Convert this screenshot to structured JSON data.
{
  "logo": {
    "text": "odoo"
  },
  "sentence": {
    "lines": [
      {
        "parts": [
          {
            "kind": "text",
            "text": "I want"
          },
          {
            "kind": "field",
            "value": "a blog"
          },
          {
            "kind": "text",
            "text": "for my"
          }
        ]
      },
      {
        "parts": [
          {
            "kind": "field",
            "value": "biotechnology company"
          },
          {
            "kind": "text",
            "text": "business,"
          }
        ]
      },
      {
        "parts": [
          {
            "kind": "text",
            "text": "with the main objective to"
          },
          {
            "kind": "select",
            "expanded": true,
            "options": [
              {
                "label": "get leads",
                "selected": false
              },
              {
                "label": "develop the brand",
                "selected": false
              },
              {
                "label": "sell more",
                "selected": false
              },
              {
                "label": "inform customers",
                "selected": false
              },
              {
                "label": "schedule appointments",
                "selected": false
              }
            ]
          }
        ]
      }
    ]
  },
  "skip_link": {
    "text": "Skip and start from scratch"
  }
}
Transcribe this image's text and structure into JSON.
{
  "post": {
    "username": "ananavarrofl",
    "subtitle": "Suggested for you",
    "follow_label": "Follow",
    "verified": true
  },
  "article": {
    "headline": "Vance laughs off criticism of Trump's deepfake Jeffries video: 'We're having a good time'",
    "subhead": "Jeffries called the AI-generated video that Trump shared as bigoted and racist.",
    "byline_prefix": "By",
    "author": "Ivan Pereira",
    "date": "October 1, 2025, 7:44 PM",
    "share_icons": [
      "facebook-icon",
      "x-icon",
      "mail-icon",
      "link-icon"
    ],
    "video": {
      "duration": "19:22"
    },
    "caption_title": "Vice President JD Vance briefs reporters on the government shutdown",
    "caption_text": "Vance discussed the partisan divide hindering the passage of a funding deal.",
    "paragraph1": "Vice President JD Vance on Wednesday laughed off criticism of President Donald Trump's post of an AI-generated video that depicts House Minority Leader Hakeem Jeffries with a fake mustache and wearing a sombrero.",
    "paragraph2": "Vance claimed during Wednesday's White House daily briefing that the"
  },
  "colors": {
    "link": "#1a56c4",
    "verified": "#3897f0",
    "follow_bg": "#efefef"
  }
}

* * * *

Work instructions: Leave out every line before the one containing "Transcribe this image's"; set down that line and all remaining lines of the material exactly.

Response:
Transcribe this image's text and structure into JSON.
{
  "post": {
    "username": "ananavarrofl",
    "subtitle": "Suggested for you",
    "follow_label": "Follow",
    "verified": true
  },
  "article": {
    "headline": "Vance laughs off criticism of Trump's deepfake Jeffries video: 'We're having a good time'",
    "subhead": "Jeffries called the AI-generated video that Trump shared as bigoted and racist.",
    "byline_prefix": "By",
    "author": "Ivan Pereira",
    "date": "October 1, 2025, 7:44 PM",
    "share_icons": [
      "facebook-icon",
      "x-icon",
      "mail-icon",
      "link-icon"
    ],
    "video": {
      "duration": "19:22"
    },
    "caption_title": "Vice President JD Vance briefs reporters on the government shutdown",
    "caption_text": "Vance discussed the partisan divide hindering the passage of a funding deal.",
    "paragraph1": "Vice President JD Vance on Wednesday laughed off criticism of President Donald Trump's post of an AI-generated video that depicts House Minority Leader Hakeem Jeffries with a fake mustache and wearing a sombrero.",
    "paragraph2": "Vance claimed during Wednesday's White House daily briefing that the"
  },
  "colors": {
    "link": "#1a56c4",
    "verified": "#3897f0",
    "follow_bg": "#efefef"
  }
}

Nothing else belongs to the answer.